SUPPLIED TEXT:
* START *
Re: [Xenomai] [RFC] dropping ppc64 support

2018-01-25 Thread Wadepohl, Wolfram
Hi all,

dropping the ppc64 support are bad news for me.

Watchting the xenomai project for several years, I'm now in the situation for 
the need of a stable hard rt solution in combination with gnu/linux for a 
project.
So xenomai is no longer on the list, due to the missing future support for 
ppc64.

Any suggestions which way to go? The PREMEPT_RT  is definitly no way to go.
My last idea is to go for Jailhouse with GNU/Linux and RTEMS.
* END *
SOURCE DATA:
* START *
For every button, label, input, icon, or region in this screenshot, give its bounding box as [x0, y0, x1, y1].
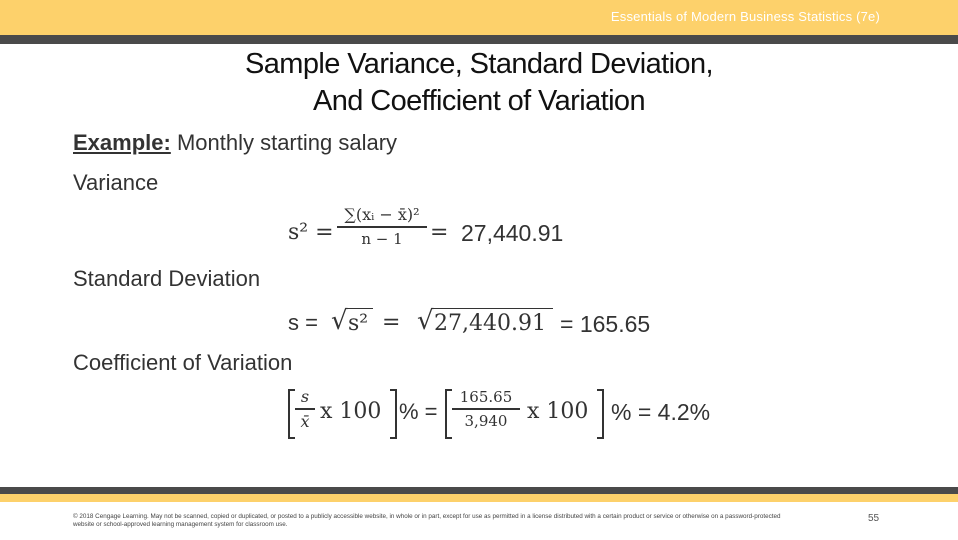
* END *
YOUR TASKS:
1. According to the Xenomai post, what is the writer's last idea for a hard real-time setup?
2. Please copy everything in the Xenomai post from "2018-01-25 Thread Wadepohl, Wolfram" down to "GNU/Linux and RTEMS.".

RESULTS OF THE EXERCISE:
1. To use Jailhouse with GNU/Linux and RTEMS.

2.
2018-01-25 Thread Wadepohl, Wolfram
Hi all,

dropping the ppc64 support are bad news for me.

Watchting the xenomai project for several years, I'm now in the situation for 
the need of a stable hard rt solution in combination with gnu/linux for a 
project.
So xenomai is no longer on the list, due to the missing future support for 
ppc64.

Any suggestions which way to go? The PREMEPT_RT  is definitly no way to go.
My last idea is to go for Jailhouse with GNU/Linux and RTEMS.